[GIVEN RECORDS start]

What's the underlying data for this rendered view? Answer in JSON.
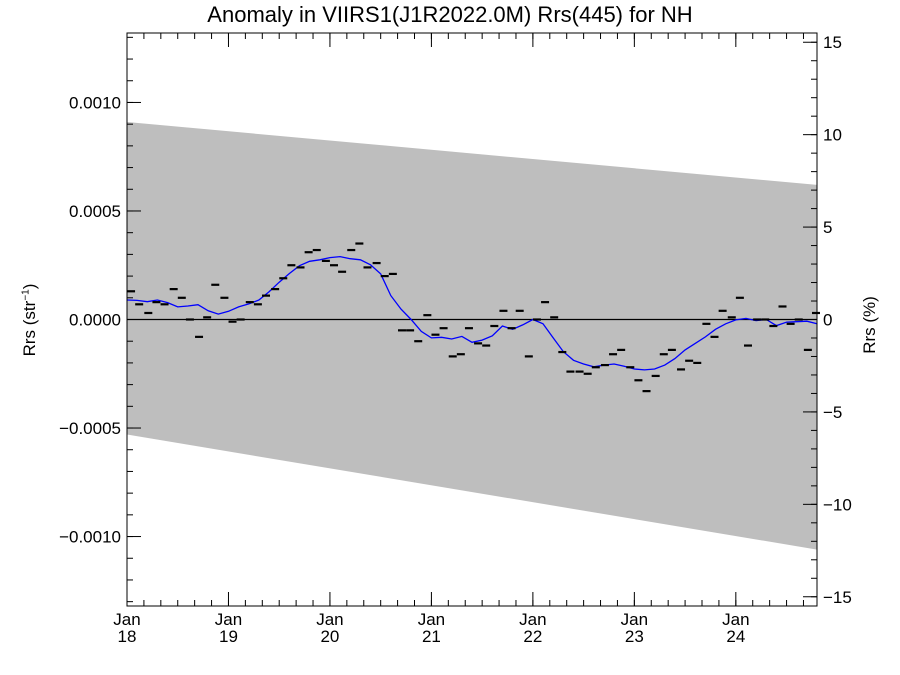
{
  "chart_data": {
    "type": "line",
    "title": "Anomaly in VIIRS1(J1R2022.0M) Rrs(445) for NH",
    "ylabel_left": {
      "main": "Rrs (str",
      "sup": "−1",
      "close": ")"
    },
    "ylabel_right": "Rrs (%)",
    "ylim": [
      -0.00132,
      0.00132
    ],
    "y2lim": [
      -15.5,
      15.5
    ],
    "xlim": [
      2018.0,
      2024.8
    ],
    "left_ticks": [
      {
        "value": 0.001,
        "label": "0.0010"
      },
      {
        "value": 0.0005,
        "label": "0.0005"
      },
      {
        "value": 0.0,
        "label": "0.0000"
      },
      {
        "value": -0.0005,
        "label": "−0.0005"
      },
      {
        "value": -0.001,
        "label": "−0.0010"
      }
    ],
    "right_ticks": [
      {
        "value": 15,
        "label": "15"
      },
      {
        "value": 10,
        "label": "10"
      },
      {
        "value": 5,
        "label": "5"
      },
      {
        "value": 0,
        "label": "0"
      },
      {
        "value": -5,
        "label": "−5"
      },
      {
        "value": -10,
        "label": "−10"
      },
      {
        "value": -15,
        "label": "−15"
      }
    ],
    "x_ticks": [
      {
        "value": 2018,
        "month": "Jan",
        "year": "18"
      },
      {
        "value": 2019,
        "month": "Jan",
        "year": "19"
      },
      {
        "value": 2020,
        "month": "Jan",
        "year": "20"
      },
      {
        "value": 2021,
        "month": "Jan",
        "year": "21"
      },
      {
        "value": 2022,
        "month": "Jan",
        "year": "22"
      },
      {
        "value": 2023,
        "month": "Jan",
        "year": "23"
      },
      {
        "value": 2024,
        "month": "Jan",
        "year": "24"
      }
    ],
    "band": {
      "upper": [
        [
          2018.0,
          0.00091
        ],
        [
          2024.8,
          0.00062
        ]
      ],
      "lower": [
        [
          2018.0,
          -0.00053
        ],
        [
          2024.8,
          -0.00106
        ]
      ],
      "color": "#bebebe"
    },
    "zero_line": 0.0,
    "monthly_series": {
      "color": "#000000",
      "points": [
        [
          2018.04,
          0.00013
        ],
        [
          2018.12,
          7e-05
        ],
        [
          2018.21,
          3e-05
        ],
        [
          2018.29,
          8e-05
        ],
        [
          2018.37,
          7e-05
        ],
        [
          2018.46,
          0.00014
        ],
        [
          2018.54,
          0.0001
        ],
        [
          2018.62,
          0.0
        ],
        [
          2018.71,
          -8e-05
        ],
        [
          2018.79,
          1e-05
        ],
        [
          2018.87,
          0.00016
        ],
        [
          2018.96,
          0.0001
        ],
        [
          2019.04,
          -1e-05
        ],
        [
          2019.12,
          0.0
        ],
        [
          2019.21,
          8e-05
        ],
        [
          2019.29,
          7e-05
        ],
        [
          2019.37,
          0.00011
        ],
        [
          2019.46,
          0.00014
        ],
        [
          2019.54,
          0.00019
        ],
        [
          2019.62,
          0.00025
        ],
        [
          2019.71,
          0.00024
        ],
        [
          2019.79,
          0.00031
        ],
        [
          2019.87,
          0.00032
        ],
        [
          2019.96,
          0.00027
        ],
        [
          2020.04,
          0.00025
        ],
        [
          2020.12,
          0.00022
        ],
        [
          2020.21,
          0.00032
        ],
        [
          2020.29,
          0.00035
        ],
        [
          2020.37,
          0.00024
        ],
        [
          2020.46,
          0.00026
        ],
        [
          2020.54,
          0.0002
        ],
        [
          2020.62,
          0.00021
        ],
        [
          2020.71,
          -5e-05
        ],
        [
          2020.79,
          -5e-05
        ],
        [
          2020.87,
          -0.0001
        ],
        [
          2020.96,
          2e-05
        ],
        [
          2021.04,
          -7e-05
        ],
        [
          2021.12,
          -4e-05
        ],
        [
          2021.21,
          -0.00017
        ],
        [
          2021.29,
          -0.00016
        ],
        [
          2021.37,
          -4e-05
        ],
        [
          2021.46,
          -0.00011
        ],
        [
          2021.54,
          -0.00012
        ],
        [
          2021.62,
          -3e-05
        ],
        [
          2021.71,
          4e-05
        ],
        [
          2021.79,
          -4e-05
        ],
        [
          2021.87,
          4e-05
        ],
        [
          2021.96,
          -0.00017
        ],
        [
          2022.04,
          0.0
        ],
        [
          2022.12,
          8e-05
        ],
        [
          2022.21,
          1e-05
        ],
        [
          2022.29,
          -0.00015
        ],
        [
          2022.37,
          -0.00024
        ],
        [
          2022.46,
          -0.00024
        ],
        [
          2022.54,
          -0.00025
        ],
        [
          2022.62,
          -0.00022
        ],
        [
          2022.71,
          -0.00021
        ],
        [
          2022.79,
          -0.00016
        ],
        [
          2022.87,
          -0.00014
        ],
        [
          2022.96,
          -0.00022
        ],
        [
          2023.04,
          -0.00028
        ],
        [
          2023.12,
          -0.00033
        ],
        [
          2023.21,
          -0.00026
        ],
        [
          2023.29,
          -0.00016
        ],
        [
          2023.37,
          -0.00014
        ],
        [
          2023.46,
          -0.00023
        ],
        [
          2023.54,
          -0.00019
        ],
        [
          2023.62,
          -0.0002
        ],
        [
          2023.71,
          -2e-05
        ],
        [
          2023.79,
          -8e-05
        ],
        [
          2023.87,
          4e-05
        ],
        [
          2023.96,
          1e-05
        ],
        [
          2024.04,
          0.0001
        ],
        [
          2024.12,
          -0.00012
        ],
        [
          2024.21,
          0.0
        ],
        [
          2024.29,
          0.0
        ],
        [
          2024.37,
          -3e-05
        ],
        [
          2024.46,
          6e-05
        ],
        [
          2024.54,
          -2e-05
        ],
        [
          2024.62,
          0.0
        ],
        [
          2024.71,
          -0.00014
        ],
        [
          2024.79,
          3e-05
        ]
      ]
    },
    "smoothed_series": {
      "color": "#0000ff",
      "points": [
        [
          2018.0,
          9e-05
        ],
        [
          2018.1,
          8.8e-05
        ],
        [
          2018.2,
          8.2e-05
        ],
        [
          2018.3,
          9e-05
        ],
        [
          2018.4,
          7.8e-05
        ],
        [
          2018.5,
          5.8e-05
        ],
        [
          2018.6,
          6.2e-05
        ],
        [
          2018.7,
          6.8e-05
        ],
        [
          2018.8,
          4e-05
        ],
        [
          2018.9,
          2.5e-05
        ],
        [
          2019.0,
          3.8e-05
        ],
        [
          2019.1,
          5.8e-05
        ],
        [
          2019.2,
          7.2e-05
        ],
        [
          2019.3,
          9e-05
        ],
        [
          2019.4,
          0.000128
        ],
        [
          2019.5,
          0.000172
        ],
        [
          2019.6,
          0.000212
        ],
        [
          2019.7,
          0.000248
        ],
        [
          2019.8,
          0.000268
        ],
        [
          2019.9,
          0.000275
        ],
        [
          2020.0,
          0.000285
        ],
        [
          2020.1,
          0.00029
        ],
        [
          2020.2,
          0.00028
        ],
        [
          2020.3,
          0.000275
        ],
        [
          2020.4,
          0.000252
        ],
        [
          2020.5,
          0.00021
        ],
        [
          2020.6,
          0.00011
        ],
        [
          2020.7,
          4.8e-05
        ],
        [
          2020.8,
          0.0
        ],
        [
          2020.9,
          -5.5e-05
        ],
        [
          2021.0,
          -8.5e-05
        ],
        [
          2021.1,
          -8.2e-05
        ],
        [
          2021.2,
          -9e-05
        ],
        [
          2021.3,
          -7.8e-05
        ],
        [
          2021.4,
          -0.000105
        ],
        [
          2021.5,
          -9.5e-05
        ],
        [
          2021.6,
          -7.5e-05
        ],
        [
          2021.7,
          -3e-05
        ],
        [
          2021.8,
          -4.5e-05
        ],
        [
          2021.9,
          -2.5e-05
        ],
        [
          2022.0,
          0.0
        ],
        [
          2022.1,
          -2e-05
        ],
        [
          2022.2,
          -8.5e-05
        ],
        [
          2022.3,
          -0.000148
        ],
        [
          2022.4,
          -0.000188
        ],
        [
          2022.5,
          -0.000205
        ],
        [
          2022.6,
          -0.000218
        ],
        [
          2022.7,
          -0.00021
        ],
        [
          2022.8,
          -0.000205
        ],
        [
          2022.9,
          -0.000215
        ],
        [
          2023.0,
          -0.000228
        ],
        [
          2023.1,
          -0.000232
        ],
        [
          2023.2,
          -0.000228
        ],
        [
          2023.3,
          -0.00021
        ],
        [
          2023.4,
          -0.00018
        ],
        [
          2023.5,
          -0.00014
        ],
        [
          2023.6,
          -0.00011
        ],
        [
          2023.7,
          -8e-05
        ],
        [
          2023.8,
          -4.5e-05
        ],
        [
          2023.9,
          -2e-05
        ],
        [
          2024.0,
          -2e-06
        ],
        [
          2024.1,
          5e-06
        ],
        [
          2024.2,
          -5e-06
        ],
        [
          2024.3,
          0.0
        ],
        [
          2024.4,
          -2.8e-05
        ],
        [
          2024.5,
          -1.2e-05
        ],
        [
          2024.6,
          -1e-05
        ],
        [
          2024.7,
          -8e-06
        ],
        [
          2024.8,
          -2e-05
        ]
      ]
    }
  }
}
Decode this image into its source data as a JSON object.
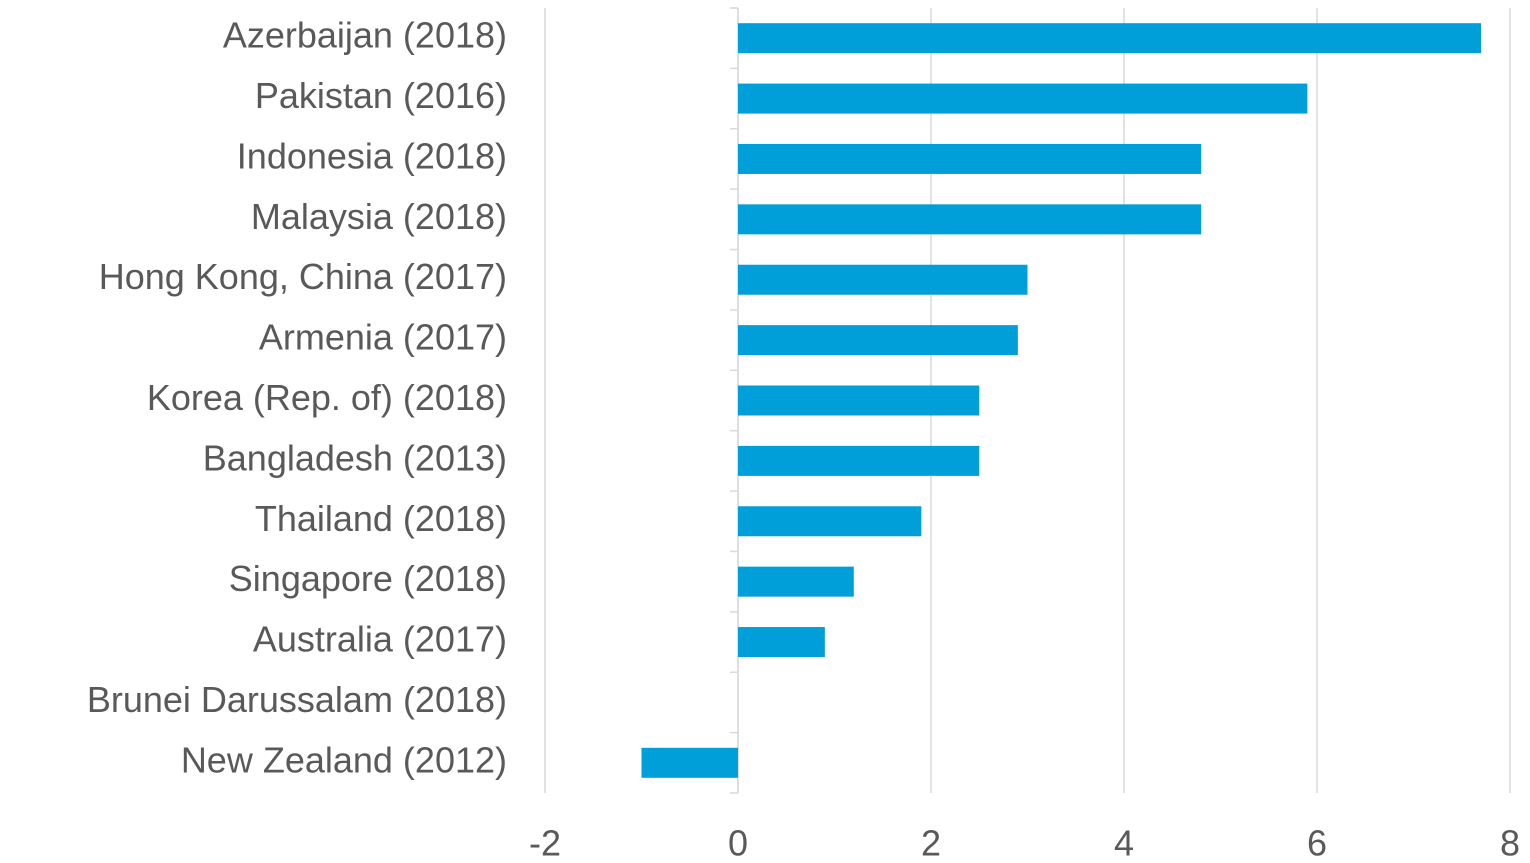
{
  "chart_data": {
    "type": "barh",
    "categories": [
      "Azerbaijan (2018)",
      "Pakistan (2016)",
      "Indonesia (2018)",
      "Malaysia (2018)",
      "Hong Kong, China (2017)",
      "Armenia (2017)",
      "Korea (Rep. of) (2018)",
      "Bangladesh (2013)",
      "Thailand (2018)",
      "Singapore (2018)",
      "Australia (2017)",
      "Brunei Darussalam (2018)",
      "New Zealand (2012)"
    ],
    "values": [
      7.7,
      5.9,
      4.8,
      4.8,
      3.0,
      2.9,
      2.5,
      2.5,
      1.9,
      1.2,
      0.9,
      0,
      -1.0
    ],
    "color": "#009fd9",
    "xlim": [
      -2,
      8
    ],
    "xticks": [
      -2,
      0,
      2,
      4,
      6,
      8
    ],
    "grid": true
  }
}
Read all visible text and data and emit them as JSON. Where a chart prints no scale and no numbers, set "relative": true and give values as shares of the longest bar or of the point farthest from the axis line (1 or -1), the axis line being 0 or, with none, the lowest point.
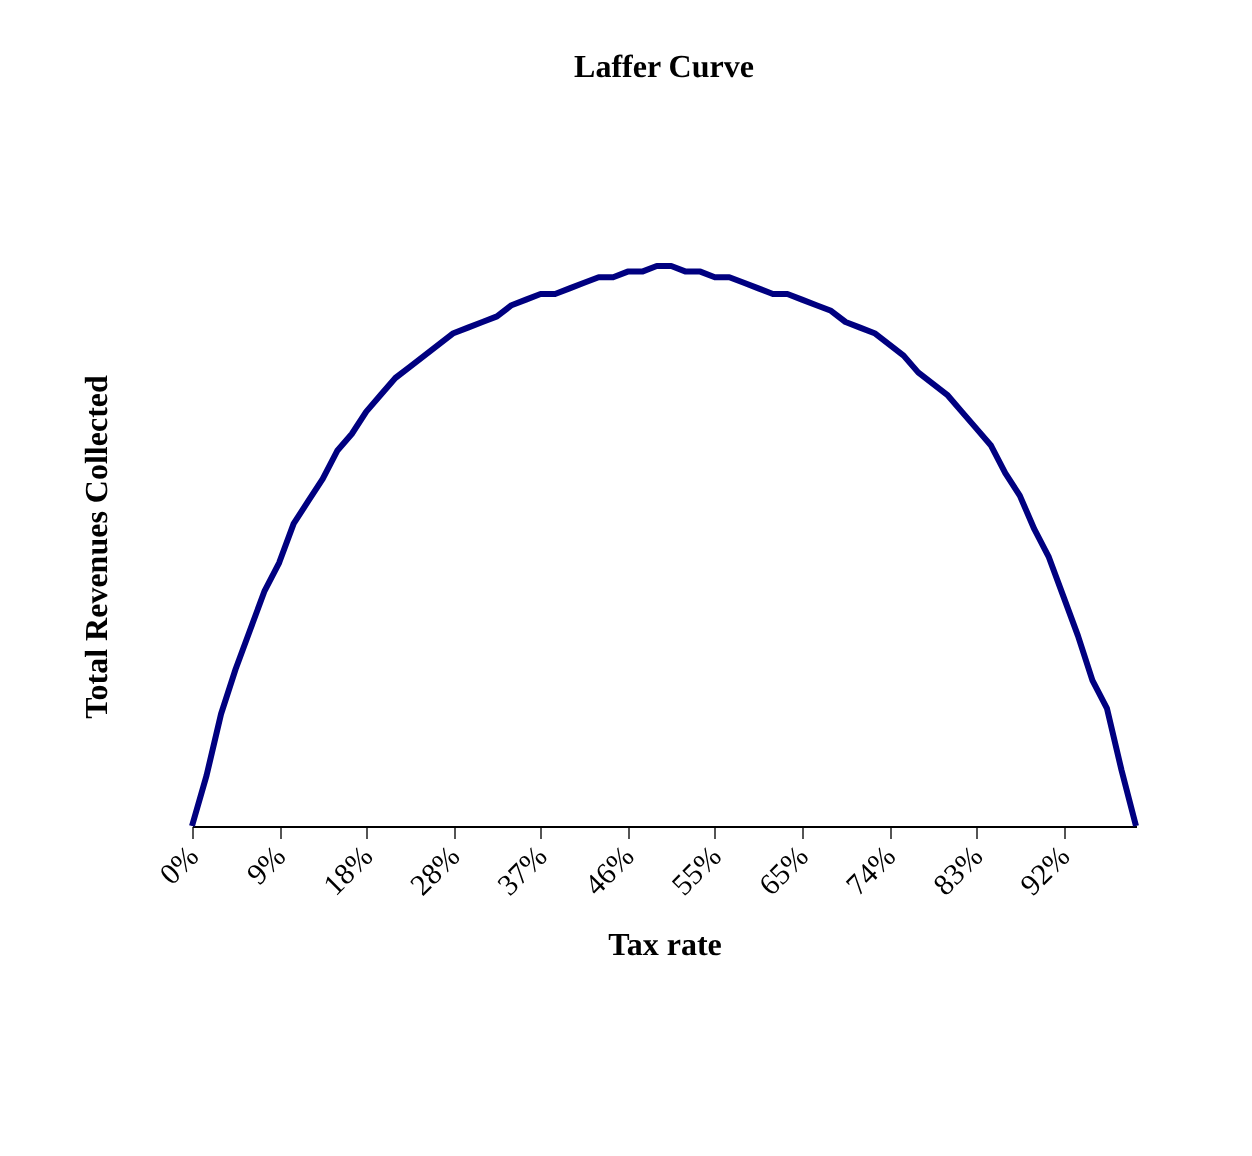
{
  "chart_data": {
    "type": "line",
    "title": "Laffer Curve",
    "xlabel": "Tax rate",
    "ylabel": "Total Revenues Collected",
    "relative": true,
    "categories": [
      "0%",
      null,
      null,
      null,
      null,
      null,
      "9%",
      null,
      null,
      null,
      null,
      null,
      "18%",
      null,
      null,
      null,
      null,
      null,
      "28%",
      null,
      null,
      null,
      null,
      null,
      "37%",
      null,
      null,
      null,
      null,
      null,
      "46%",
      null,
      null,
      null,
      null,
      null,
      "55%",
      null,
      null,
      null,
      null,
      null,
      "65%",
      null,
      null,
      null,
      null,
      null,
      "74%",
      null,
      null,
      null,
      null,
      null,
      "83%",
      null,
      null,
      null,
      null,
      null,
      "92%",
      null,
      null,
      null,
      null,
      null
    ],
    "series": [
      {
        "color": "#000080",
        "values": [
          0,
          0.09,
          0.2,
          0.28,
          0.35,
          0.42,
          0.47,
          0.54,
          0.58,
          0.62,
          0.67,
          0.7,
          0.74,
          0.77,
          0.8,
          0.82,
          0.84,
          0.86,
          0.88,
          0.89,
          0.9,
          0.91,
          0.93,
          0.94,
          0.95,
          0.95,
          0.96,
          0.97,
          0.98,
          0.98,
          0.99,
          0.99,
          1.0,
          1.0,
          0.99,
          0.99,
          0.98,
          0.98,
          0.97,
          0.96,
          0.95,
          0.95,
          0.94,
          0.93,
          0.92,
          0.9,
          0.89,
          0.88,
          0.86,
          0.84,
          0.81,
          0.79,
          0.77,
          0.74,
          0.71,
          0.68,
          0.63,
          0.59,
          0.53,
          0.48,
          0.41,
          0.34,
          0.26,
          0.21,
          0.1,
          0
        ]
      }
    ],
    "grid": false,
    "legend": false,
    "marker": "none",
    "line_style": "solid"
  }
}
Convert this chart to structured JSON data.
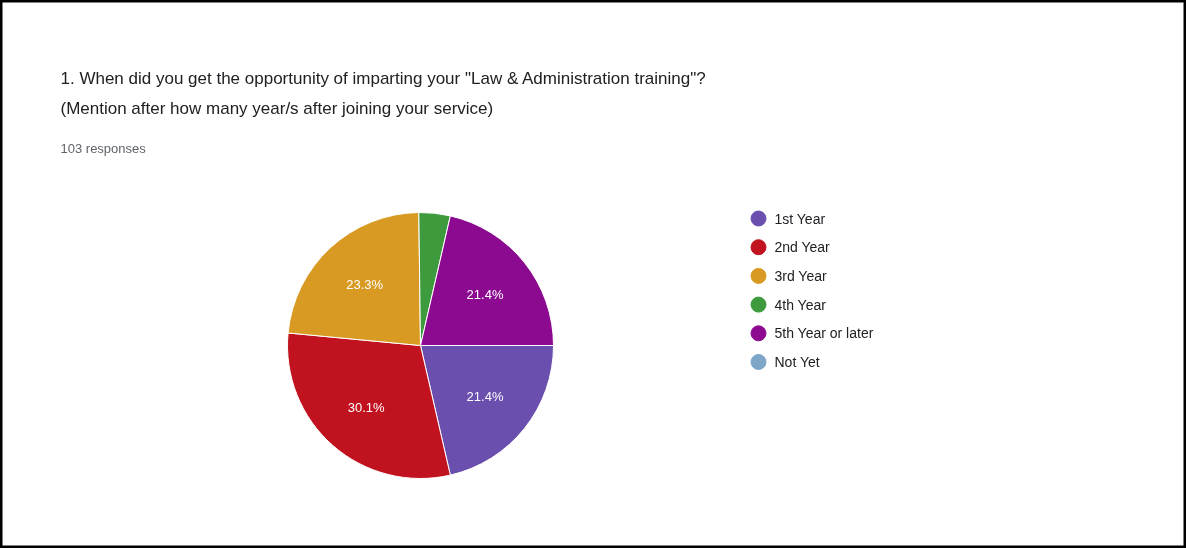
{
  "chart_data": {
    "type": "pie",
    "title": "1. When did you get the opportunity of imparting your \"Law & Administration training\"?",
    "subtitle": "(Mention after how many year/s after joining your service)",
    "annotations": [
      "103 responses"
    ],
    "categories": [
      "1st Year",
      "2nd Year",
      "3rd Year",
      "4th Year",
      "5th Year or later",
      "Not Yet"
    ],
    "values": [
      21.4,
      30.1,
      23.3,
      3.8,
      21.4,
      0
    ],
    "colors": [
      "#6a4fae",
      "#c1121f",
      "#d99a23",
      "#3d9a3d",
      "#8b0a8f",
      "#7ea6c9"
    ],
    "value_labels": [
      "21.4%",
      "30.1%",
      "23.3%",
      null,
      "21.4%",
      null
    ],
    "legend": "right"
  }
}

[GIVEN RECORDS end]

WHAT TO PRODUCE ▸ Return every line holding the word "type" from the records.

EXPECTED ANSWER ▸
    "type": "line",
    "type": "barh",
    "type": "line",
    "type": "pie",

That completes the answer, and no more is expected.